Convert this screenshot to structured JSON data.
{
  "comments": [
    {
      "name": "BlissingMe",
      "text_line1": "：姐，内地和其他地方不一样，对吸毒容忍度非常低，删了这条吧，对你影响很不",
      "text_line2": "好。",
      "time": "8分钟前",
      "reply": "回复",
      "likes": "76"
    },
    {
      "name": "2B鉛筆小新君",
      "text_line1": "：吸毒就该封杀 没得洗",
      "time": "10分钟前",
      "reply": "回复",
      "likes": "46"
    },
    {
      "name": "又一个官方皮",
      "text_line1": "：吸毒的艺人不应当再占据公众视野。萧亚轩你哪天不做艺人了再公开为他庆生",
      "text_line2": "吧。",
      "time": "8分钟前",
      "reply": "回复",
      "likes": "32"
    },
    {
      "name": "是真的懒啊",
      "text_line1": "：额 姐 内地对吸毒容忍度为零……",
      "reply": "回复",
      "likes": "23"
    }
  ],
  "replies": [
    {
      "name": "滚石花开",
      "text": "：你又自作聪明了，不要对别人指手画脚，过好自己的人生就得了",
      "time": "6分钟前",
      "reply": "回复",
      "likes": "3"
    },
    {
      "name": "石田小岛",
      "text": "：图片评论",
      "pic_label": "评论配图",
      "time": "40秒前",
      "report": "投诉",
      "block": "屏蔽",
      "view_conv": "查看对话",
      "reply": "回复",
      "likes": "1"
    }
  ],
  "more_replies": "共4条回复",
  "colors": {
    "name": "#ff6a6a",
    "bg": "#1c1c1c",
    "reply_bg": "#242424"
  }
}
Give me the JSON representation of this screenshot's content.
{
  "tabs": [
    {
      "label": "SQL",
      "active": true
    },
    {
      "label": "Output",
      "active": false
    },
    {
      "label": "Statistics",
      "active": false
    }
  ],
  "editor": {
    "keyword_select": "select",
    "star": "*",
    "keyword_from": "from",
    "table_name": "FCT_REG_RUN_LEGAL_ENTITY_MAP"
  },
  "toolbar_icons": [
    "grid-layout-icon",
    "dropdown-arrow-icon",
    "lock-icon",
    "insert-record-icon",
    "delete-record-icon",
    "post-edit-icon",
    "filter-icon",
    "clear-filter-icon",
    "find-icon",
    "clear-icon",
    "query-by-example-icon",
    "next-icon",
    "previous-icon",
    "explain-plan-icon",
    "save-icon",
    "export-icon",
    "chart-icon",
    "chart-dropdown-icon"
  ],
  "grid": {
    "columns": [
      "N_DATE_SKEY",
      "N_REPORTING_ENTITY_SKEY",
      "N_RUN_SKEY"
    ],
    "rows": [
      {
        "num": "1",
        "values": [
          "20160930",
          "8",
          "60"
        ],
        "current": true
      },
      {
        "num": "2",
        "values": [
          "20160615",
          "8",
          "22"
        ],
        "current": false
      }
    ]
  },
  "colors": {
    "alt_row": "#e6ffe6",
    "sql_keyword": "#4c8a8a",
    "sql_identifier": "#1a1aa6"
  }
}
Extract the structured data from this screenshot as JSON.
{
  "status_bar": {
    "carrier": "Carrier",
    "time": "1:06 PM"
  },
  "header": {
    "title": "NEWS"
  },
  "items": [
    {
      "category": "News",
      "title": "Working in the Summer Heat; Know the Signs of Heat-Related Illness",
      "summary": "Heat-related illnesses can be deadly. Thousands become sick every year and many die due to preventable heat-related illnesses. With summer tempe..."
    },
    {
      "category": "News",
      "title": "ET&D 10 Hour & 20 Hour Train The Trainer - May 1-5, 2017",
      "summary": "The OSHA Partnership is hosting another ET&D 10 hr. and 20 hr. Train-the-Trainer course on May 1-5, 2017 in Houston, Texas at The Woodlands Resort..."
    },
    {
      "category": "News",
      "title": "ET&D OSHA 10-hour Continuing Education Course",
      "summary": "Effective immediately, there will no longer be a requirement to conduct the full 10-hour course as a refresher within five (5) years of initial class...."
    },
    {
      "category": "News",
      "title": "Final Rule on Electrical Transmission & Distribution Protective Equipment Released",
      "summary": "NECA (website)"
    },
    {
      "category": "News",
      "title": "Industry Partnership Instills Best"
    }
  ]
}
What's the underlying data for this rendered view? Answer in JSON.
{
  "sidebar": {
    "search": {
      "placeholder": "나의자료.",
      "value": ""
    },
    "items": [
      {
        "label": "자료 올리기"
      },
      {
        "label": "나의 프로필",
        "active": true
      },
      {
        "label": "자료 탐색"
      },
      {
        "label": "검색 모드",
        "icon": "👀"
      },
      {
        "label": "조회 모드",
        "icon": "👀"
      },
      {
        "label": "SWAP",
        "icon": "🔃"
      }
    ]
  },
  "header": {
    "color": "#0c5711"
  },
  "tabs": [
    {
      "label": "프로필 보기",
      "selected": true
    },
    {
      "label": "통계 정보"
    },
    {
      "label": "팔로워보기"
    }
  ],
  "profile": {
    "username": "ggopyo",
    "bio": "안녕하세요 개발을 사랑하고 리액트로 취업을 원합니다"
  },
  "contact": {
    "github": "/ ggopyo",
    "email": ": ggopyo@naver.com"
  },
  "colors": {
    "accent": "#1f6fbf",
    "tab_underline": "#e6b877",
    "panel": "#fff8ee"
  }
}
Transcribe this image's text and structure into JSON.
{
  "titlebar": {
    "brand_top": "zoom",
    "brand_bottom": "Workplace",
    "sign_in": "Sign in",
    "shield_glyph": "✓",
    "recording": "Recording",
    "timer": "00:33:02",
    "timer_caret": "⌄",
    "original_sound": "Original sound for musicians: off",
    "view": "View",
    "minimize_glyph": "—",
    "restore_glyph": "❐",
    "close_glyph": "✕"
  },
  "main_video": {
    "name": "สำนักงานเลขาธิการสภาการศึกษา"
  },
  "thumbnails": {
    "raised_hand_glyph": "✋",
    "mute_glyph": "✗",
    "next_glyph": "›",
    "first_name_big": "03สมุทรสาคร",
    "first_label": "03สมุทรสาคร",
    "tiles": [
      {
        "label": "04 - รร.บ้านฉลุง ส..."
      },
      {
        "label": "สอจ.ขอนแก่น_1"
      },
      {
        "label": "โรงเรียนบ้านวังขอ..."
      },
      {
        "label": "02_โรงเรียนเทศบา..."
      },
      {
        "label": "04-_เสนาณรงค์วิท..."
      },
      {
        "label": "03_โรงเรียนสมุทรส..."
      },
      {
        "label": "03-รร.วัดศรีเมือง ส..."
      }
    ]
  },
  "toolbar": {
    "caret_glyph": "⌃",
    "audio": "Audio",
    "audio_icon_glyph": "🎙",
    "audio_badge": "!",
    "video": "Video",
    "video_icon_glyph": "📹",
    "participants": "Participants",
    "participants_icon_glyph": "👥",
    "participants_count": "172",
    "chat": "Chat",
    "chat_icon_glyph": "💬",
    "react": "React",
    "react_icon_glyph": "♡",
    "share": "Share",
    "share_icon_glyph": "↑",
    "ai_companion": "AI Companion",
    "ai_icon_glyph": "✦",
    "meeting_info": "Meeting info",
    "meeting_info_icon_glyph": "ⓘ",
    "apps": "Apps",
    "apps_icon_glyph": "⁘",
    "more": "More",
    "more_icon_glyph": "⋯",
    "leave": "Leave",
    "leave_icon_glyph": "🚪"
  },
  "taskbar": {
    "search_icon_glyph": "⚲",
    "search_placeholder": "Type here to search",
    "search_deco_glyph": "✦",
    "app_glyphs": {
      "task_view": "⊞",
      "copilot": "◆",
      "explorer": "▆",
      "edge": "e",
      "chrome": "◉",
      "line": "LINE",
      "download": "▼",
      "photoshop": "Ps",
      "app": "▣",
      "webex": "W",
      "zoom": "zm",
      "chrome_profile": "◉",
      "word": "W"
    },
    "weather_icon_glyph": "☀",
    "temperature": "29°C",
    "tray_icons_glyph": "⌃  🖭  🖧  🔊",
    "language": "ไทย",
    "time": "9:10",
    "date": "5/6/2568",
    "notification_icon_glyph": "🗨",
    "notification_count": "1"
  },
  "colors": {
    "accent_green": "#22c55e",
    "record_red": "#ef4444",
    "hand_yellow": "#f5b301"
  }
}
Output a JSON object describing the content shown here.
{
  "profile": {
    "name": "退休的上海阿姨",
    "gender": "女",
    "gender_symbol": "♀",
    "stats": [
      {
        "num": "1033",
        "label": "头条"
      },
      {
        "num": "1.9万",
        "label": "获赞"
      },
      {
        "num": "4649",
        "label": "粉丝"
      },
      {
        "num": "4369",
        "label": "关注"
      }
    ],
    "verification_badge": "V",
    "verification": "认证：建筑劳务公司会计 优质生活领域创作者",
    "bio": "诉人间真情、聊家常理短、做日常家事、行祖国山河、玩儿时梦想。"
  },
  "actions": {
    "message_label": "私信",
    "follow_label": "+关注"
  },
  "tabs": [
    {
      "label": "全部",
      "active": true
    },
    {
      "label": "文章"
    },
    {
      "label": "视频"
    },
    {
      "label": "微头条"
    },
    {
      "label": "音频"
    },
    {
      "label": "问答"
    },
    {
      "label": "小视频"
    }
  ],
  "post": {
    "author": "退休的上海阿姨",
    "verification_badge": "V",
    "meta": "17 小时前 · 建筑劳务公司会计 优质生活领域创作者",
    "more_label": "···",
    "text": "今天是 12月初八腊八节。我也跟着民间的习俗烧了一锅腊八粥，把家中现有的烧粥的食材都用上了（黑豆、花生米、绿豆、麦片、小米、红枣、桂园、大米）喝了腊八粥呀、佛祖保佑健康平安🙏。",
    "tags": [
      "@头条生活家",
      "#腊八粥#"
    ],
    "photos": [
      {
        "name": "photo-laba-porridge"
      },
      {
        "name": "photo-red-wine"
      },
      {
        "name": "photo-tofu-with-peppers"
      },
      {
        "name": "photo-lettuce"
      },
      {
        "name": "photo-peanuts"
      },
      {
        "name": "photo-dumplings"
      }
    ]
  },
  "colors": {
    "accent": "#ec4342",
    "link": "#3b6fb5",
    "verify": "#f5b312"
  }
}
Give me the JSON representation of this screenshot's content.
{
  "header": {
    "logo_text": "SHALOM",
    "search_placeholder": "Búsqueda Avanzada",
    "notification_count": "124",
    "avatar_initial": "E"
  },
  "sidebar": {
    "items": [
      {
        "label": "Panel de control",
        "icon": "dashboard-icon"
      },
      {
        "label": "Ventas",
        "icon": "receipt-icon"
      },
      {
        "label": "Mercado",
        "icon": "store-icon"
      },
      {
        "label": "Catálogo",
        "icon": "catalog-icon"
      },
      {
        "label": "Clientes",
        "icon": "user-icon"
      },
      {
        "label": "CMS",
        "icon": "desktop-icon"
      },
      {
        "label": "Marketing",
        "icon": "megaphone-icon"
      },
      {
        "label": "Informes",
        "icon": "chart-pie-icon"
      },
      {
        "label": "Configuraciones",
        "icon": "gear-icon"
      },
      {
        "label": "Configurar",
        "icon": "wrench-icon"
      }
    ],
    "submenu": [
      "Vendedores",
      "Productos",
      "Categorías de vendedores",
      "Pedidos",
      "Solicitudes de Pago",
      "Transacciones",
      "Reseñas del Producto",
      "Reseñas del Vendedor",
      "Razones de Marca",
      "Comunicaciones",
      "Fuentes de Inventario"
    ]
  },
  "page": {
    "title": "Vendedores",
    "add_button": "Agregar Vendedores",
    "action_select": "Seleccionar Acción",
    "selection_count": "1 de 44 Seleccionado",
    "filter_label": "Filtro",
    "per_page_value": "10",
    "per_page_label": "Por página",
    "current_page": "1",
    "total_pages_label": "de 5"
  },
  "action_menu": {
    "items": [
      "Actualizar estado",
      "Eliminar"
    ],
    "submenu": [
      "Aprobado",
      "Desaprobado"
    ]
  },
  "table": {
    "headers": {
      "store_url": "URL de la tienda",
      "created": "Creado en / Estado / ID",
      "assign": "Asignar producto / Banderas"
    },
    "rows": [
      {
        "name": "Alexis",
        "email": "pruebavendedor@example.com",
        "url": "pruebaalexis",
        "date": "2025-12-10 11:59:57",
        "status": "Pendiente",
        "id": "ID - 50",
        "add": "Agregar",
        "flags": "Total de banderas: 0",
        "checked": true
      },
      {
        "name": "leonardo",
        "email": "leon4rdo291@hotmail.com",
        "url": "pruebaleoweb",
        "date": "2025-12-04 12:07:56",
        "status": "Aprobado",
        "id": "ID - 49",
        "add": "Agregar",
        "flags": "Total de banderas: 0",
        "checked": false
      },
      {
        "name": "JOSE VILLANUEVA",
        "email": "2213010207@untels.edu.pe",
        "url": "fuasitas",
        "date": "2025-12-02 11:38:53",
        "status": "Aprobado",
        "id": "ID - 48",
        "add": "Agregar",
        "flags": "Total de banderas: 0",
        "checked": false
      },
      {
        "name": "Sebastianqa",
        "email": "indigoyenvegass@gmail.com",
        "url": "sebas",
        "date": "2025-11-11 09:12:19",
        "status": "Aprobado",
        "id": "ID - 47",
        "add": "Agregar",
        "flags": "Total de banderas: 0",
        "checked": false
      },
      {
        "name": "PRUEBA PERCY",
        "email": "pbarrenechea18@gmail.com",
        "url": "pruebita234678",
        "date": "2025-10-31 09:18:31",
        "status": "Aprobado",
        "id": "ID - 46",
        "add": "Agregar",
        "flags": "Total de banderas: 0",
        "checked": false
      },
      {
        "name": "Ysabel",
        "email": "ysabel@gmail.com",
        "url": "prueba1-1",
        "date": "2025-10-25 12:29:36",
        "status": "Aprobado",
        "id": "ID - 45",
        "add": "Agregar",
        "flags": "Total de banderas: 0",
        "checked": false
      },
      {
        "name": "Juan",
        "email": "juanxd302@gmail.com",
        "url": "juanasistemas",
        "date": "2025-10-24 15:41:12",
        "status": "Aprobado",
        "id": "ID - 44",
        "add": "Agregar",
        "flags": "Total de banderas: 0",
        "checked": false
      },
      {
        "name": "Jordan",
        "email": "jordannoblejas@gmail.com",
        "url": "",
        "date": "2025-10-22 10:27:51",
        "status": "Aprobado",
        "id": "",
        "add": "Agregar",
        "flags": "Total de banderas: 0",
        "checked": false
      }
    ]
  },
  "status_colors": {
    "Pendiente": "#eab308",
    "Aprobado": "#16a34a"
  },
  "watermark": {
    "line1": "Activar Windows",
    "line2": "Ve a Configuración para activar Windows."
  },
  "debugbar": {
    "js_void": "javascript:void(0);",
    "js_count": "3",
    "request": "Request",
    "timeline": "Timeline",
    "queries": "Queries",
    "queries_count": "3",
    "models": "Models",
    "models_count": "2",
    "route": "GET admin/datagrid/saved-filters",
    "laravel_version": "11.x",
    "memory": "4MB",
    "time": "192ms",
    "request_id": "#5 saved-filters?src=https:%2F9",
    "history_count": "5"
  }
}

**Problem details:** Reproduce each line holding the word "filters".

**Task output:**
    "route": "GET admin/datagrid/saved-filters",
    "request_id": "#5 saved-filters?src=https:%2F9",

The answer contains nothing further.